— START OF RECORDS SHOWN —

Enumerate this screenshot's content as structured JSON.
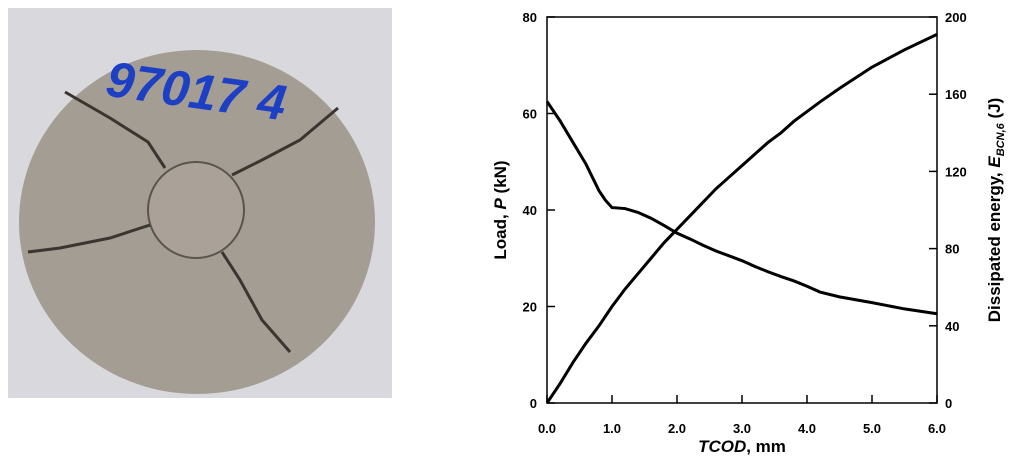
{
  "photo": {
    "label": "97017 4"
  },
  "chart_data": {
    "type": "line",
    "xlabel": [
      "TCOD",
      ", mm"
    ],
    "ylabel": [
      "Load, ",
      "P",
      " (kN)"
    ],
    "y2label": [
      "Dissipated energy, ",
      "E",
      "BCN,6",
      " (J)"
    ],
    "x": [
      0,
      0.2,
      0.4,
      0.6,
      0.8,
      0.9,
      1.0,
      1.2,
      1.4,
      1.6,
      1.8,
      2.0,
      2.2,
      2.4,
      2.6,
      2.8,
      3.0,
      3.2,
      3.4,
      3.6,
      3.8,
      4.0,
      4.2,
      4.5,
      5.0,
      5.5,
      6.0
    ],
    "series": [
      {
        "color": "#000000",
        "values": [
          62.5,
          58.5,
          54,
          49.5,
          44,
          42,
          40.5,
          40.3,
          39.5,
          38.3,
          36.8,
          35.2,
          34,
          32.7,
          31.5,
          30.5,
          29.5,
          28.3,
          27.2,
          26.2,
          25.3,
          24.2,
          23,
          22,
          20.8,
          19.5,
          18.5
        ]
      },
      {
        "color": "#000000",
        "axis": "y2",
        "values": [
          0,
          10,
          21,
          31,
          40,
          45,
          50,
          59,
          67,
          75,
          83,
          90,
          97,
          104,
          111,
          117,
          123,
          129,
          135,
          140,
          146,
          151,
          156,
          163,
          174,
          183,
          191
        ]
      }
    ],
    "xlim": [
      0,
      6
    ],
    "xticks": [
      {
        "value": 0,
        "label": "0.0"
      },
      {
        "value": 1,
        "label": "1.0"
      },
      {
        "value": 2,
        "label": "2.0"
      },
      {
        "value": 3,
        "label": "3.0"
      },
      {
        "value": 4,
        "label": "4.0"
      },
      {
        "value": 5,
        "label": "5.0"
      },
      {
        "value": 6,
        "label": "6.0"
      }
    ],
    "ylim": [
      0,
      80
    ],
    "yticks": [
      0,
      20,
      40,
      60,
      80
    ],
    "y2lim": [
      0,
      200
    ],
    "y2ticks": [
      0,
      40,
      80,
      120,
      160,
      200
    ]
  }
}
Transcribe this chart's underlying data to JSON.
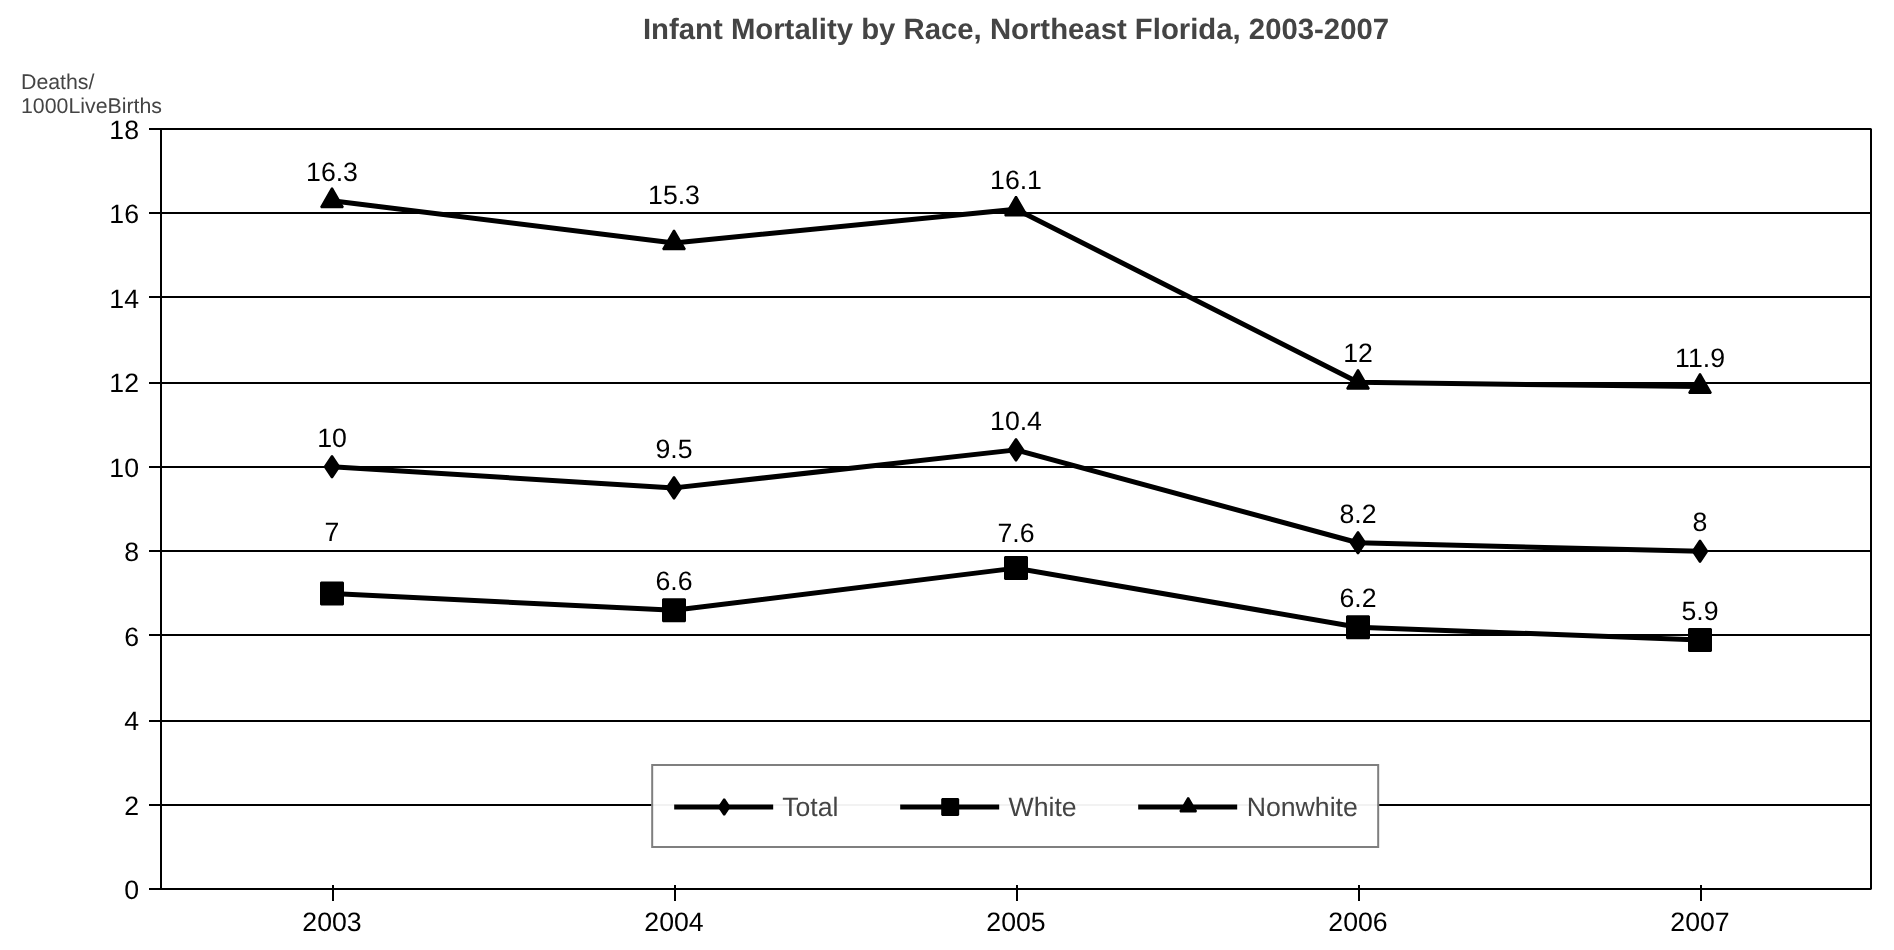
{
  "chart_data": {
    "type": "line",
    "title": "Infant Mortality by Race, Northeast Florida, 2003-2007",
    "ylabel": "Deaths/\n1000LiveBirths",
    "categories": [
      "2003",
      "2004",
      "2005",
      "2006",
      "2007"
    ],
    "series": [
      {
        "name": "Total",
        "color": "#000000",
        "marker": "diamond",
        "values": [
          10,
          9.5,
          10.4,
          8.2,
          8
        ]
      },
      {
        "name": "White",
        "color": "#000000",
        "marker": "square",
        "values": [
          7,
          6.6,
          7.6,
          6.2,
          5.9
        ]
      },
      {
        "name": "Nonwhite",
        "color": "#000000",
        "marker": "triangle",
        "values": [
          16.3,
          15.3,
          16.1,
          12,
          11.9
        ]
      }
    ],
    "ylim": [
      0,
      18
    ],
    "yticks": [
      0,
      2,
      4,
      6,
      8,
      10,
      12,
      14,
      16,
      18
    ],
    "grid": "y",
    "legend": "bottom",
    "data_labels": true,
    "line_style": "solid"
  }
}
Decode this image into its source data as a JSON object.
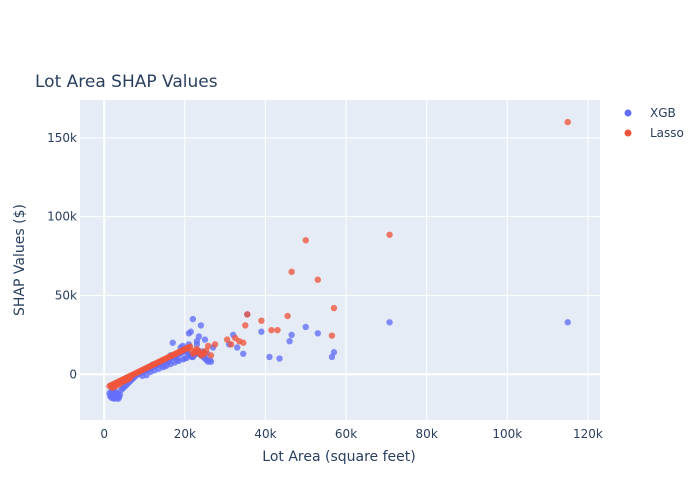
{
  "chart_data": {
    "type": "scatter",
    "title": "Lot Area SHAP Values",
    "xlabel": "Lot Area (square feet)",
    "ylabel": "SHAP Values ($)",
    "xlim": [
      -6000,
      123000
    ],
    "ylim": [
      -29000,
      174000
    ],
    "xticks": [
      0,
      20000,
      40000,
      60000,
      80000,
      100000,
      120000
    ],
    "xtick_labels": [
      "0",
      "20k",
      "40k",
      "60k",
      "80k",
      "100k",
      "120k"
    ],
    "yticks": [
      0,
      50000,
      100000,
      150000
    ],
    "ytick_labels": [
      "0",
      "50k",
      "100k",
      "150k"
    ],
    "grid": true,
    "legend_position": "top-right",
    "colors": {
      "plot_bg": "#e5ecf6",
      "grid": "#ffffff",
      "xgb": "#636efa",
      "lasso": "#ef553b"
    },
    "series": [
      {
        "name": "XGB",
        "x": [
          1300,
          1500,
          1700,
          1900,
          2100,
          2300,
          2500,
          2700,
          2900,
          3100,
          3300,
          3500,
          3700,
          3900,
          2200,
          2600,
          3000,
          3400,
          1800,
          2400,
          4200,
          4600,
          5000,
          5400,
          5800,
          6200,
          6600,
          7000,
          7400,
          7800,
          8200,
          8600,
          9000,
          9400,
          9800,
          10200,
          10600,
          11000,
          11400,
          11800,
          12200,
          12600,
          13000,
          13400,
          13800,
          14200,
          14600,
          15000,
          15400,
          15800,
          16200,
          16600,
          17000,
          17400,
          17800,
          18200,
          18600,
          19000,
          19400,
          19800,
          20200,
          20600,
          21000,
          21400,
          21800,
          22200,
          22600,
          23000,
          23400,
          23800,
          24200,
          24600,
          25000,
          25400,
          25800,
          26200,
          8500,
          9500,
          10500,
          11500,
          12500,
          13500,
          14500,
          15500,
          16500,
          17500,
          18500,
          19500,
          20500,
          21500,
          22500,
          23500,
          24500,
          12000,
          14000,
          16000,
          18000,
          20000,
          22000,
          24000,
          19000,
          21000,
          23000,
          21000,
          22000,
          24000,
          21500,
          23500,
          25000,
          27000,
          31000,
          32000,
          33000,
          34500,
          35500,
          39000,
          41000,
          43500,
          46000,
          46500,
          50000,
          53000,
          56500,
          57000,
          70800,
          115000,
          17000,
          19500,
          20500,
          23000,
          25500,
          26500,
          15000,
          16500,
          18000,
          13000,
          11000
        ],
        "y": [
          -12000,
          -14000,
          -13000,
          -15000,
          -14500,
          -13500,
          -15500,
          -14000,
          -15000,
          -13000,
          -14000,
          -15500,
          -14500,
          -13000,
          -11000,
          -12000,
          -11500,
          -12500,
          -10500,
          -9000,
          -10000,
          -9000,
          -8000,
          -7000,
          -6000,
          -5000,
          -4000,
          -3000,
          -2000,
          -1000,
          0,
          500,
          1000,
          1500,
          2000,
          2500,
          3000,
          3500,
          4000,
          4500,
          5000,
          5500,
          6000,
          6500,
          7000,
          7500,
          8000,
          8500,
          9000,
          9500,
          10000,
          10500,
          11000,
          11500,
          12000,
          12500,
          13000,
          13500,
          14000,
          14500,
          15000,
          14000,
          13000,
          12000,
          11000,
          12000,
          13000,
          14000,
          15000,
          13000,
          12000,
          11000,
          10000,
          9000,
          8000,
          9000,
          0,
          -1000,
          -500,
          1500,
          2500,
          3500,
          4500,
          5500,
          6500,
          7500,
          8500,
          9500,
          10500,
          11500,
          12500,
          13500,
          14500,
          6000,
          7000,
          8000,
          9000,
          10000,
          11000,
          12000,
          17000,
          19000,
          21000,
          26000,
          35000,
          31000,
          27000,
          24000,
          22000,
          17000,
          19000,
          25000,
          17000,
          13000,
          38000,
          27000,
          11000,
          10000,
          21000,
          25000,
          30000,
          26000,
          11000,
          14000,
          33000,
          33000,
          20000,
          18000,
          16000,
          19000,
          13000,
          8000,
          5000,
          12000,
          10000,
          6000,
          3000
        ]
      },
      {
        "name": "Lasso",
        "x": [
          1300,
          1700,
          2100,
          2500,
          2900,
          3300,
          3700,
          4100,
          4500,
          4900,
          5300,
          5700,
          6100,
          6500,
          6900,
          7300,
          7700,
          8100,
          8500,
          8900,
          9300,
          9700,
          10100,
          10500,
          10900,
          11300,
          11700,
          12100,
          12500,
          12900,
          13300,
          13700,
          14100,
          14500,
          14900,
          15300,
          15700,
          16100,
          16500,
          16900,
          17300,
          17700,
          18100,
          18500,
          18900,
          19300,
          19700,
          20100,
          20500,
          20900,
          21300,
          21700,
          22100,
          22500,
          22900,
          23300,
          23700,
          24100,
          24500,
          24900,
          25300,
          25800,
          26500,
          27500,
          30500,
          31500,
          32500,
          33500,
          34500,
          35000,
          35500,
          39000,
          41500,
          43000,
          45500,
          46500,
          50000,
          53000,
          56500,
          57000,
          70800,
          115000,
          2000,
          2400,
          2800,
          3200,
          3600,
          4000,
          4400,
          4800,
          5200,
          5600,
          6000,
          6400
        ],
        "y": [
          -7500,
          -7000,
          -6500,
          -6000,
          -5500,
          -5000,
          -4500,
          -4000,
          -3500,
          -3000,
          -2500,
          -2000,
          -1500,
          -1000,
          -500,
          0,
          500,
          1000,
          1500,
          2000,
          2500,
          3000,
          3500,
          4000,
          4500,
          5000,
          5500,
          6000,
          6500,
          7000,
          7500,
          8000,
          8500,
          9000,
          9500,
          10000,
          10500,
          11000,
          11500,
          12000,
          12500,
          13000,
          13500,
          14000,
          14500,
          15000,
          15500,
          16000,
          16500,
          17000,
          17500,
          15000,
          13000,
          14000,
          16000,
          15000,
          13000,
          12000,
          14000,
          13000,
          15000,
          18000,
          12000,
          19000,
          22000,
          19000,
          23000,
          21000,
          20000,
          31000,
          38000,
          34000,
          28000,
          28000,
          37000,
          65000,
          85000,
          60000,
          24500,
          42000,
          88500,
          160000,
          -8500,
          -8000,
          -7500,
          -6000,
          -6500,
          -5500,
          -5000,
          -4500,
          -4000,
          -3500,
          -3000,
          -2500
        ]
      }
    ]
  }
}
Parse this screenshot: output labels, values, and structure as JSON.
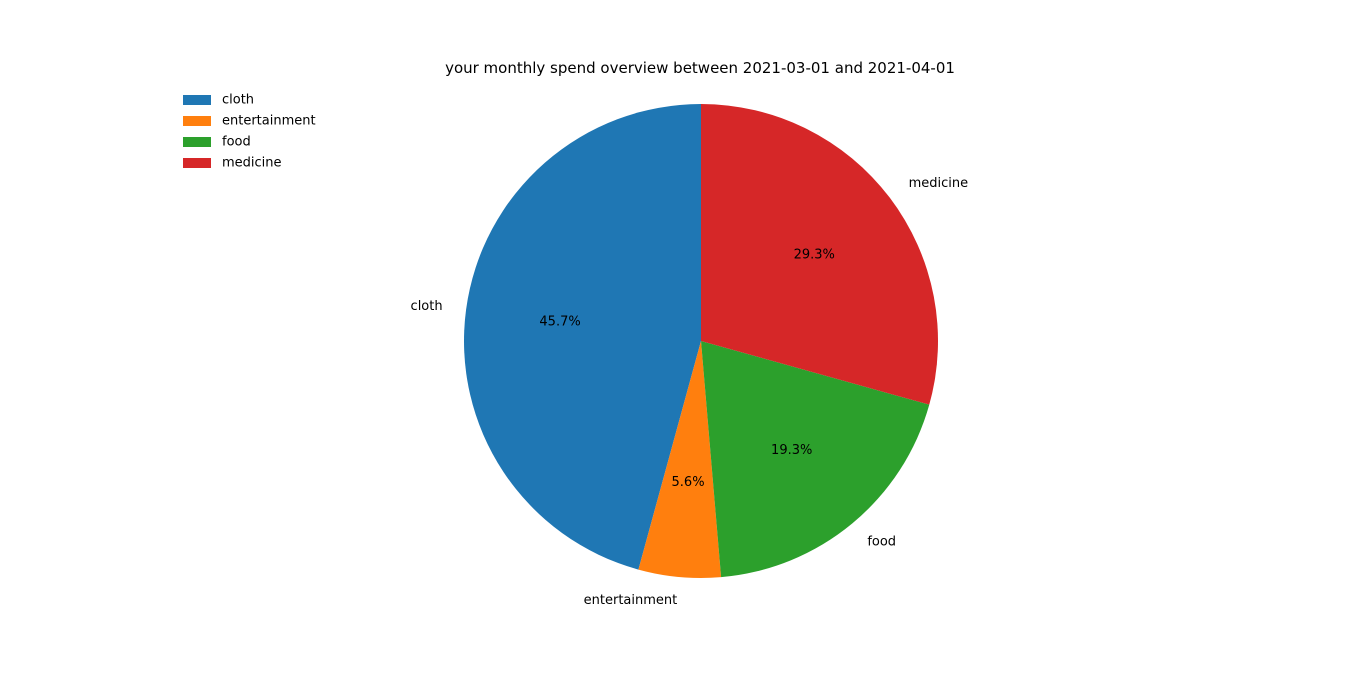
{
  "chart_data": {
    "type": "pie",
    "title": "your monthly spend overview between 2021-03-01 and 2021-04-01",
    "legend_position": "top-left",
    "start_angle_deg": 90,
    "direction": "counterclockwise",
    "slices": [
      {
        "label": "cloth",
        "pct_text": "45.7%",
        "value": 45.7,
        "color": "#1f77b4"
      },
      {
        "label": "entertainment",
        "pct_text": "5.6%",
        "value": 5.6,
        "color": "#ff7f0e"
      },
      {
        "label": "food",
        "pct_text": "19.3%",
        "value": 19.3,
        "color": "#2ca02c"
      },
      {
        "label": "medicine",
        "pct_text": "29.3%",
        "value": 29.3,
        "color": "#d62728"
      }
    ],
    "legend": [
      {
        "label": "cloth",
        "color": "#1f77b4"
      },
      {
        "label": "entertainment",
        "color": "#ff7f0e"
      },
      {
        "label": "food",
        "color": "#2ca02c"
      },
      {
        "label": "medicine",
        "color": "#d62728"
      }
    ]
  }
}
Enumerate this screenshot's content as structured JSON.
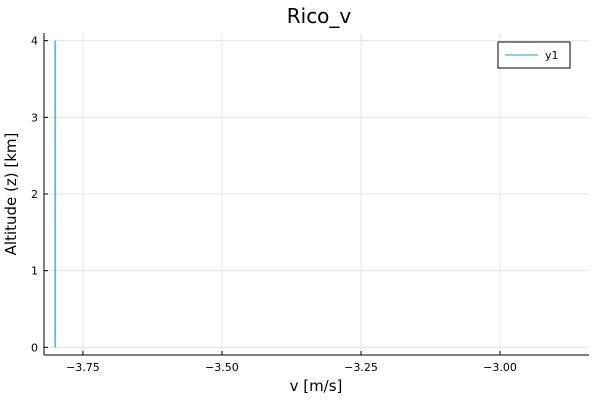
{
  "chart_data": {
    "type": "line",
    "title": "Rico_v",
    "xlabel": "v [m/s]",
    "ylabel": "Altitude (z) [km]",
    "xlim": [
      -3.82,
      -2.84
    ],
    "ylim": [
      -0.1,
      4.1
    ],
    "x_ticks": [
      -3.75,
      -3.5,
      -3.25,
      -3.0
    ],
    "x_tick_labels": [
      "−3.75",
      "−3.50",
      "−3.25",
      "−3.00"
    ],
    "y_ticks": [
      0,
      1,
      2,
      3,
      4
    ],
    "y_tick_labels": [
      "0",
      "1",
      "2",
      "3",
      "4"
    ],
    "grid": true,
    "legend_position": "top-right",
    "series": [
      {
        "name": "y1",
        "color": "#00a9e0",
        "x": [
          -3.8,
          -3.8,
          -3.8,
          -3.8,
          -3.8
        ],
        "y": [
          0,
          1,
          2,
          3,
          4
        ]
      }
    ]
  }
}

— END OF RECORDS SHOWN —

Only lines with "ylabel" are wanted here; list each of them.

> _OUTPUT OF THE EXERCISE_
    "ylabel": [
    "ylabel": "Deaths/\n1000LiveBirths",
    "ylabel": "SHAP Values ($)",
    "ylabel": "Altitude (z) [km]",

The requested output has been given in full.